**** Listing fourni

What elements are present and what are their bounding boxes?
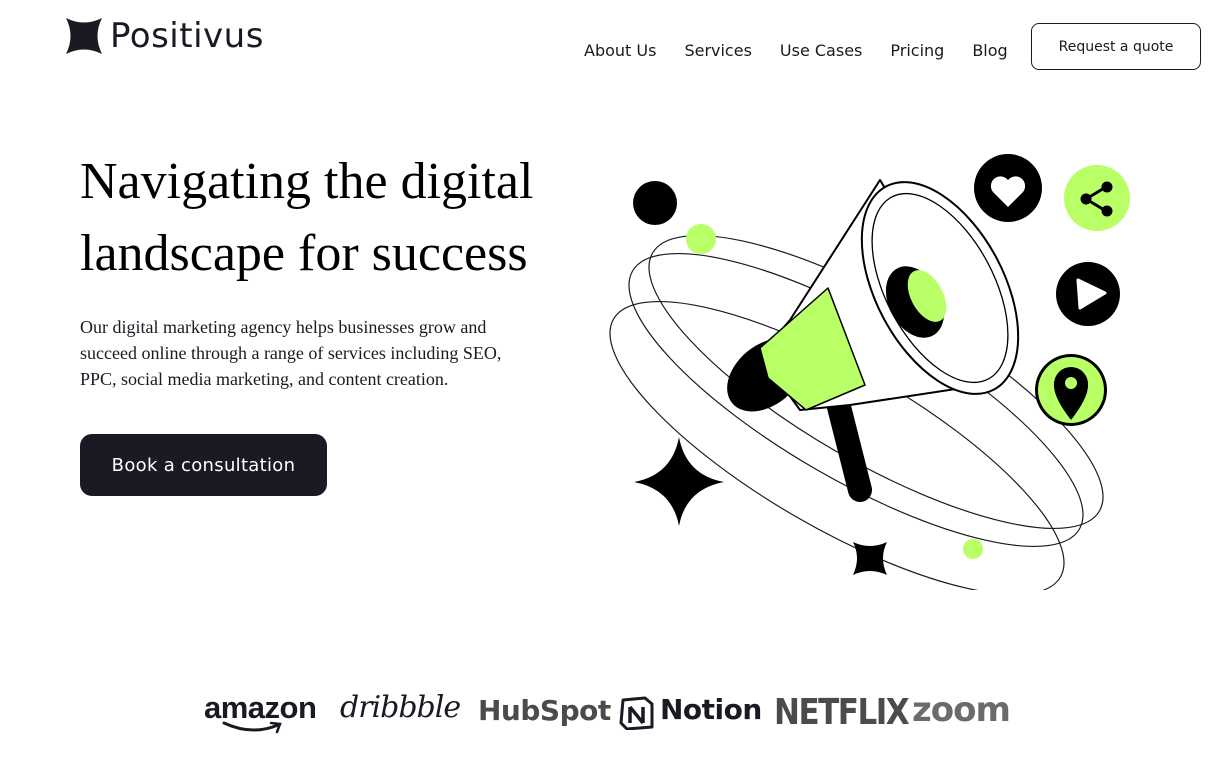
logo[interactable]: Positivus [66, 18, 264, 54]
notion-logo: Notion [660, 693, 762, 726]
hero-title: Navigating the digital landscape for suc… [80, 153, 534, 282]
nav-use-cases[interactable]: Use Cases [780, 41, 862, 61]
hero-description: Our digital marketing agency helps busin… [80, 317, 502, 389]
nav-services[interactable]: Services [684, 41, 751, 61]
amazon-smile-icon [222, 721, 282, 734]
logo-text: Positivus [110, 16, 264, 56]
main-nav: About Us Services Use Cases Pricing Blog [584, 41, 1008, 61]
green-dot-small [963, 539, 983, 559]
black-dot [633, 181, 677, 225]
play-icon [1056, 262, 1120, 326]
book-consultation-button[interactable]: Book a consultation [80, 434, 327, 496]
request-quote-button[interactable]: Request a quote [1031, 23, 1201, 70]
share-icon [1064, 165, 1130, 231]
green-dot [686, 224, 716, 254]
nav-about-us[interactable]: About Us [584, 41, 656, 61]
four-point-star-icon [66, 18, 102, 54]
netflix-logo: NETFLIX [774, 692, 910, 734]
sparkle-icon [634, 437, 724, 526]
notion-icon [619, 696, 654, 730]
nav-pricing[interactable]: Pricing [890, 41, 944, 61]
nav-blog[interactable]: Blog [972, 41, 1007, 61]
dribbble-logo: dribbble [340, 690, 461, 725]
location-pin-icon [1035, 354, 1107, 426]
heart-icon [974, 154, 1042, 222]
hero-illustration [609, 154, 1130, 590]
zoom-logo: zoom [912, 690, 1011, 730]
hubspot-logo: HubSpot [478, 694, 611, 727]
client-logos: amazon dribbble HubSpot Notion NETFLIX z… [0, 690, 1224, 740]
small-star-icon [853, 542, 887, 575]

********
**** Listing fourni

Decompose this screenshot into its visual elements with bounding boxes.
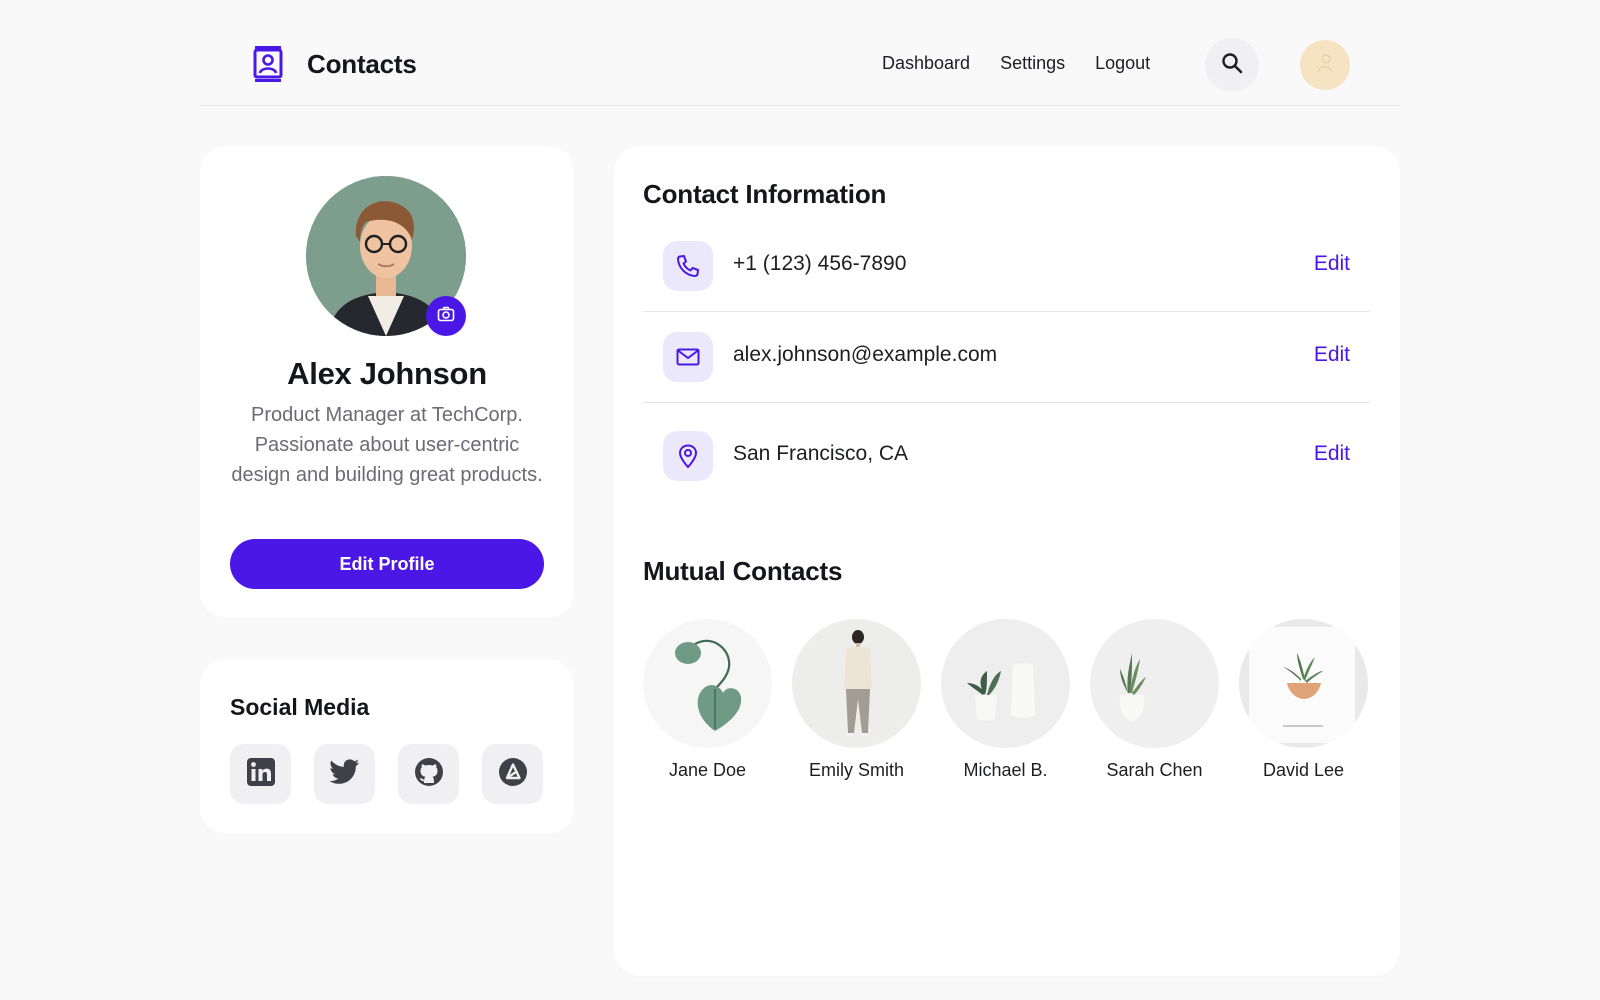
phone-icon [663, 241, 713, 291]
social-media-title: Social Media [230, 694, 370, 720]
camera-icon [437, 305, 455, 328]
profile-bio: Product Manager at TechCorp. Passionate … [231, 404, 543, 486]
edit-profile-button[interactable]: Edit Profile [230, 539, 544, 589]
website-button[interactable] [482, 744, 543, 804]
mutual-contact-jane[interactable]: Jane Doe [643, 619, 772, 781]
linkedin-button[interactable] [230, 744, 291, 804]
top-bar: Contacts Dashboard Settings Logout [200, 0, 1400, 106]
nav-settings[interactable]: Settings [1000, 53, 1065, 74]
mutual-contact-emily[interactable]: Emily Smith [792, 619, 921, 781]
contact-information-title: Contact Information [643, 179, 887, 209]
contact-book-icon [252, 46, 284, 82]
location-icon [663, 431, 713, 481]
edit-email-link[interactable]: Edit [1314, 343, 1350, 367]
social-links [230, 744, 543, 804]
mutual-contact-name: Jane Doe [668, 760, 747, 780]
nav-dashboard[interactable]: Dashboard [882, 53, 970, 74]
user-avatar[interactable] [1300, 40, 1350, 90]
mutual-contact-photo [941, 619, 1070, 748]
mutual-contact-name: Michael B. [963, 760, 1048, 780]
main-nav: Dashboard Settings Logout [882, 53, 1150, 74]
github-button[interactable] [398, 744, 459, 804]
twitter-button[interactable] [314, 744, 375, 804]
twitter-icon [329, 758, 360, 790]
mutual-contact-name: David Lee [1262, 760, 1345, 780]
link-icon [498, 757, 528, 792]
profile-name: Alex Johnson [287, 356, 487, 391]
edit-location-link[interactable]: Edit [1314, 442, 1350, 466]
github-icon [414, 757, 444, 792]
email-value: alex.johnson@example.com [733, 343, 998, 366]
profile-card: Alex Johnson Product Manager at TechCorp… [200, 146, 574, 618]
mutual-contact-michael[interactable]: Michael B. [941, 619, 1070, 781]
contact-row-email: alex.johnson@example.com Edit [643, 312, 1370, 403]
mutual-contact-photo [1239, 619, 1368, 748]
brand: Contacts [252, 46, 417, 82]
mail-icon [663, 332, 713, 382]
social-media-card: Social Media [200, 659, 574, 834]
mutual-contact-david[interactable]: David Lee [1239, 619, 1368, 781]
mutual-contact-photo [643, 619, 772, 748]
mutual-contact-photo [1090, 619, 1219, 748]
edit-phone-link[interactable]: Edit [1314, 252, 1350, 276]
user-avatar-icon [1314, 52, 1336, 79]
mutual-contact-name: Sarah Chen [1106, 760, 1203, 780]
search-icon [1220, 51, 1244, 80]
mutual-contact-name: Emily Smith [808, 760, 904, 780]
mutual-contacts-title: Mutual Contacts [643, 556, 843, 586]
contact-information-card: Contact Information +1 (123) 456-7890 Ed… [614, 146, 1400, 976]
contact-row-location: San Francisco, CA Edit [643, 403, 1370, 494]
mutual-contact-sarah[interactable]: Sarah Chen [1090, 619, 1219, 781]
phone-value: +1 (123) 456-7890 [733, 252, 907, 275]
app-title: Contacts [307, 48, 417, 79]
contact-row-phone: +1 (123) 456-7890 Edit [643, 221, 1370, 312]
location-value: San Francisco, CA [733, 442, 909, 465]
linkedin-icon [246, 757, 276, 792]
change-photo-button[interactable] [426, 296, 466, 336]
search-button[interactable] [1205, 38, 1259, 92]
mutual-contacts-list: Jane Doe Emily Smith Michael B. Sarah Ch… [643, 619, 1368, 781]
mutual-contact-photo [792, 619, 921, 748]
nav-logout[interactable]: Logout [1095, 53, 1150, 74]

********

**Objectif:** Recopiez sans aucune modification les lignes du listing, de la ligne contenant « logo[interactable]: Positivus [66, 18, 264, 54] » jusqu'à la ligne contenant « hubspot-logo: HubSpot [478, 694, 611, 727] » incluse.

**Corrigé:**
logo[interactable]: Positivus [66, 18, 264, 54]
notion-logo: Notion [660, 693, 762, 726]
hero-title: Navigating the digital landscape for suc… [80, 153, 534, 282]
nav-use-cases[interactable]: Use Cases [780, 41, 862, 61]
hero-description: Our digital marketing agency helps busin… [80, 317, 502, 389]
nav-services[interactable]: Services [684, 41, 751, 61]
amazon-smile-icon [222, 721, 282, 734]
logo-text: Positivus [110, 16, 264, 56]
main-nav: About Us Services Use Cases Pricing Blog [584, 41, 1008, 61]
green-dot-small [963, 539, 983, 559]
black-dot [633, 181, 677, 225]
play-icon [1056, 262, 1120, 326]
book-consultation-button[interactable]: Book a consultation [80, 434, 327, 496]
request-quote-button[interactable]: Request a quote [1031, 23, 1201, 70]
share-icon [1064, 165, 1130, 231]
green-dot [686, 224, 716, 254]
nav-about-us[interactable]: About Us [584, 41, 656, 61]
four-point-star-icon [66, 18, 102, 54]
netflix-logo: NETFLIX [774, 692, 910, 734]
sparkle-icon [634, 437, 724, 526]
notion-icon [619, 696, 654, 730]
nav-pricing[interactable]: Pricing [890, 41, 944, 61]
nav-blog[interactable]: Blog [972, 41, 1007, 61]
dribbble-logo: dribbble [340, 690, 461, 725]
location-pin-icon [1035, 354, 1107, 426]
heart-icon [974, 154, 1042, 222]
hero-illustration [609, 154, 1130, 590]
zoom-logo: zoom [912, 690, 1011, 730]
hubspot-logo: HubSpot [478, 694, 611, 727]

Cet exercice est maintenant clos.